• **Task**:
Look at each line of the records and count those with "object" in them. Please answer with the count alone.

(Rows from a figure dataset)

- - - - - - -

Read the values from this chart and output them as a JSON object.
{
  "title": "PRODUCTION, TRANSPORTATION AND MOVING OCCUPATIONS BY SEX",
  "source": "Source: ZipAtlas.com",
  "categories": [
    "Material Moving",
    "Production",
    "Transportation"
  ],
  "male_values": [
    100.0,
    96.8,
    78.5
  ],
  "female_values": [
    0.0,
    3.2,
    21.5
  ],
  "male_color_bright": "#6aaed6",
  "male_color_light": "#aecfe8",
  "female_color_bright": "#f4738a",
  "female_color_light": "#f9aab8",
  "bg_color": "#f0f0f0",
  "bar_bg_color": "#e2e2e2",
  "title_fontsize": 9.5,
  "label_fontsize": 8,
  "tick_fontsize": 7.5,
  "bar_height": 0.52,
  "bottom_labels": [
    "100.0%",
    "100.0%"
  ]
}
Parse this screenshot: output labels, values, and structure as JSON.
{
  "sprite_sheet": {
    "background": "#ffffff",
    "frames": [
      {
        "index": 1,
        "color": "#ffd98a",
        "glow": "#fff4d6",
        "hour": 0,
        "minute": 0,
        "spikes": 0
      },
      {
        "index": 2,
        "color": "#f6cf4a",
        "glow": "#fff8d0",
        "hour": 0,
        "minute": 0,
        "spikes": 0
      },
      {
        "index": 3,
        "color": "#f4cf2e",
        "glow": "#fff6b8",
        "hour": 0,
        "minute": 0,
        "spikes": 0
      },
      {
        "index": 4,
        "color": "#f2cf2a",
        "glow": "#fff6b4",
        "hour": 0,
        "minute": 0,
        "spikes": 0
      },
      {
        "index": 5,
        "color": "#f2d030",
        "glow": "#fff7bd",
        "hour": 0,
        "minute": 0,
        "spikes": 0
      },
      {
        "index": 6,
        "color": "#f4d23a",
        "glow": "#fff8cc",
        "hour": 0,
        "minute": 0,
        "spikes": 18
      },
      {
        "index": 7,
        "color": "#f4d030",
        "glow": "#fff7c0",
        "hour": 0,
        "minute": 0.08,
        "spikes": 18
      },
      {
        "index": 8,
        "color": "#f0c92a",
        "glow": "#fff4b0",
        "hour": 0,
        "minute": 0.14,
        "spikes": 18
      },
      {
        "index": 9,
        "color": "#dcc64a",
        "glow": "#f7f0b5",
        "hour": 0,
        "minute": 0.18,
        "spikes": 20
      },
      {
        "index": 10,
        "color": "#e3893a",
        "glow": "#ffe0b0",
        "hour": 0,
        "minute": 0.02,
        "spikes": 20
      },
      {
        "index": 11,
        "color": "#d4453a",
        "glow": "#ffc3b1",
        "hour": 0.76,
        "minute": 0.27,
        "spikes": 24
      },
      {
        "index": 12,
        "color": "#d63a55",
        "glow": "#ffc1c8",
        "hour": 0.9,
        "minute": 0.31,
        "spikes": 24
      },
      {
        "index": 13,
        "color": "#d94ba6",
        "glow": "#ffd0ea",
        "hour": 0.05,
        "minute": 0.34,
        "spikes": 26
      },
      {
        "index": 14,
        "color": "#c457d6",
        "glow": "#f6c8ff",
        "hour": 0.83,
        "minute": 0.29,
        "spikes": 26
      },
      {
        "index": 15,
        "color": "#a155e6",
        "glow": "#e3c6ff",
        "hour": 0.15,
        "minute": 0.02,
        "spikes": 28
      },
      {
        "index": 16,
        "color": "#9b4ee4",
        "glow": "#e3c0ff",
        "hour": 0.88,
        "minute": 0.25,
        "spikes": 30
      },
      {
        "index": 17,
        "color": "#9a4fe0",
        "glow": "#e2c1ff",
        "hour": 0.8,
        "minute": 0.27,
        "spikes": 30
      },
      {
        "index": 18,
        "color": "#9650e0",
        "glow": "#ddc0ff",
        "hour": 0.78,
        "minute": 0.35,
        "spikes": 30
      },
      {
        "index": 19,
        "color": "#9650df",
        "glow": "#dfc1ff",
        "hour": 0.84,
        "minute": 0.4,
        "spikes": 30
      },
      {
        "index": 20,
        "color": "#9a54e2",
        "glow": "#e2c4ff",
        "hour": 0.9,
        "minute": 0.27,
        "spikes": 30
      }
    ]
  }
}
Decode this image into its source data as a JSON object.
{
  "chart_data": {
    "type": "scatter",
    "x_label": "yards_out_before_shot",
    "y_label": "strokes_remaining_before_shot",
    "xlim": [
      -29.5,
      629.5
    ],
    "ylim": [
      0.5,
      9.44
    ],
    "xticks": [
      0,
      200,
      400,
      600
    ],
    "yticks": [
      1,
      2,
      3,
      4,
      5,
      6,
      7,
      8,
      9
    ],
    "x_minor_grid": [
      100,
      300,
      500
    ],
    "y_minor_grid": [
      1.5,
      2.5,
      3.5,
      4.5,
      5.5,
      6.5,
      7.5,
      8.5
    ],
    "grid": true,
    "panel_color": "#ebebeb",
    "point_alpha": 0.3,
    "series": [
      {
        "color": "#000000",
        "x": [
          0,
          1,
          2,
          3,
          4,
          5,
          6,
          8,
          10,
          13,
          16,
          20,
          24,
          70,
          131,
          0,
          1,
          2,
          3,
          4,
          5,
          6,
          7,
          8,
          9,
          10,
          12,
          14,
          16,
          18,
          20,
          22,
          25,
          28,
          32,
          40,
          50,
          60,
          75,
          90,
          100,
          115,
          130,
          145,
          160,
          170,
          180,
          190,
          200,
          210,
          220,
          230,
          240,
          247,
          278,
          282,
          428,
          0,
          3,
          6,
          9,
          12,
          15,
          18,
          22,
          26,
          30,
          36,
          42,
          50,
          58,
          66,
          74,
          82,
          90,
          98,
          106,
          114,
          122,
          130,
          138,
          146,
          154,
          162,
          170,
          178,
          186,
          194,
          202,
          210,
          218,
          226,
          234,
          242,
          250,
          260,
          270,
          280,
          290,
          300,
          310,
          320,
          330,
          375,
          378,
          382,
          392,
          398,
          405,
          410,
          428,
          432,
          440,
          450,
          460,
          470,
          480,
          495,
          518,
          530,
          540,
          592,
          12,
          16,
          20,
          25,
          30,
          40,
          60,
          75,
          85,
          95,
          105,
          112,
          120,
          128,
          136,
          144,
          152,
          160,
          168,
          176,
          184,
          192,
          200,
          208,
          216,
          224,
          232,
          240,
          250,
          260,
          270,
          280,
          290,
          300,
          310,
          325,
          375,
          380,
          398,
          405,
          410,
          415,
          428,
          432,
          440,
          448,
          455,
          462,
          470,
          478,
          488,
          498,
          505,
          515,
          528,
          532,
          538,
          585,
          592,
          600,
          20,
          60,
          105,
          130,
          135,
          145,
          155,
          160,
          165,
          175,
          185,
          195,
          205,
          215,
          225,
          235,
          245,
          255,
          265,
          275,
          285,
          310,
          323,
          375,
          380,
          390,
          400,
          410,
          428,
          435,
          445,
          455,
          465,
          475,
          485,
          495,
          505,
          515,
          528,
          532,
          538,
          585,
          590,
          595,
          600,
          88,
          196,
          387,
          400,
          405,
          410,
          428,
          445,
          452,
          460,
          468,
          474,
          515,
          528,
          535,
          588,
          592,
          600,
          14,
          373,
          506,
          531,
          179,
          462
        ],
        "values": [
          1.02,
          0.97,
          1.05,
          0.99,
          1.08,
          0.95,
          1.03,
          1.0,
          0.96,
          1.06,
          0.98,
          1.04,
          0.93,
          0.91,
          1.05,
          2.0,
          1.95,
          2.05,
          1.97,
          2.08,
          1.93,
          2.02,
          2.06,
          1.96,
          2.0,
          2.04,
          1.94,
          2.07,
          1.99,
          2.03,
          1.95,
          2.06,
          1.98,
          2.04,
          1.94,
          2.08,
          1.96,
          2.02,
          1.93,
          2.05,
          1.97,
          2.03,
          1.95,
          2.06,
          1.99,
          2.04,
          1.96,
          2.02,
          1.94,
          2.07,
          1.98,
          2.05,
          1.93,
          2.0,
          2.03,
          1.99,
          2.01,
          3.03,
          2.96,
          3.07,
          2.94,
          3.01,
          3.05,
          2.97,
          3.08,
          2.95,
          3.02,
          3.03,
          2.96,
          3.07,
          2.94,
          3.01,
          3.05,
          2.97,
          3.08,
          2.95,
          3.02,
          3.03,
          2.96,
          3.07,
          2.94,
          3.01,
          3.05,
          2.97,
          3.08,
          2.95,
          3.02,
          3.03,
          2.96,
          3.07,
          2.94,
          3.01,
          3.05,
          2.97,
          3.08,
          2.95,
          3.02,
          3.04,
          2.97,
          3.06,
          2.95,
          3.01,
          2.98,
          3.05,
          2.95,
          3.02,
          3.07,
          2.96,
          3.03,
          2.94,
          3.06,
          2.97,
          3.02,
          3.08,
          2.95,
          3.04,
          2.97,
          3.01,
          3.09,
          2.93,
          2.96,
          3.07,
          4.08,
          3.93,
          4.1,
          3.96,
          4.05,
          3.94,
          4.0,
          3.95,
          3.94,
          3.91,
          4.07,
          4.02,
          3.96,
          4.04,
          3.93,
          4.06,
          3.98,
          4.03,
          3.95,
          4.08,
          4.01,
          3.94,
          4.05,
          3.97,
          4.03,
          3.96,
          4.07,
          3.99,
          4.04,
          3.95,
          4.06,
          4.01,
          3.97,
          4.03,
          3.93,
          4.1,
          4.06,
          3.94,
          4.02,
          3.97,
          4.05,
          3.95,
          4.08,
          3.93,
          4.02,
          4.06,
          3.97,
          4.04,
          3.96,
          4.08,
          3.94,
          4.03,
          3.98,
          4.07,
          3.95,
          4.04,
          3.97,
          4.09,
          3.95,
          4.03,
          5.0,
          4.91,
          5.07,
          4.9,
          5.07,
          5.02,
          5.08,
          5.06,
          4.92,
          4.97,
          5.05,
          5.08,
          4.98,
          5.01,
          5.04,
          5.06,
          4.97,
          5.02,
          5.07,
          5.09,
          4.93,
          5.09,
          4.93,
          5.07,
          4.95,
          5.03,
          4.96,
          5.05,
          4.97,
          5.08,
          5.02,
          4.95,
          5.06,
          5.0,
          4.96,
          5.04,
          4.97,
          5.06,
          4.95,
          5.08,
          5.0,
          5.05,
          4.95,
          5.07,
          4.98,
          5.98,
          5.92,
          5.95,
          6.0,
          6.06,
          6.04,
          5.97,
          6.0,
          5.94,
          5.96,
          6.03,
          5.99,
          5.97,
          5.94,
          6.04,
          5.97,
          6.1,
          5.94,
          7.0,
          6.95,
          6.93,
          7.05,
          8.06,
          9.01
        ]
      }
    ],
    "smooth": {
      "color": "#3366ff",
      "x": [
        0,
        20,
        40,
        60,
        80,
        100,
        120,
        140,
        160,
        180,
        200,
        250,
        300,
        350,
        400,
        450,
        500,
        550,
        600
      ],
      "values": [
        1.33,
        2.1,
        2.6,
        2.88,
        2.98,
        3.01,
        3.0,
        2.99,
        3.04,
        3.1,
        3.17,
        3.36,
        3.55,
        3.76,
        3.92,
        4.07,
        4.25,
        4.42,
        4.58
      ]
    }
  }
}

- - - - - - -

• **Reply**:
2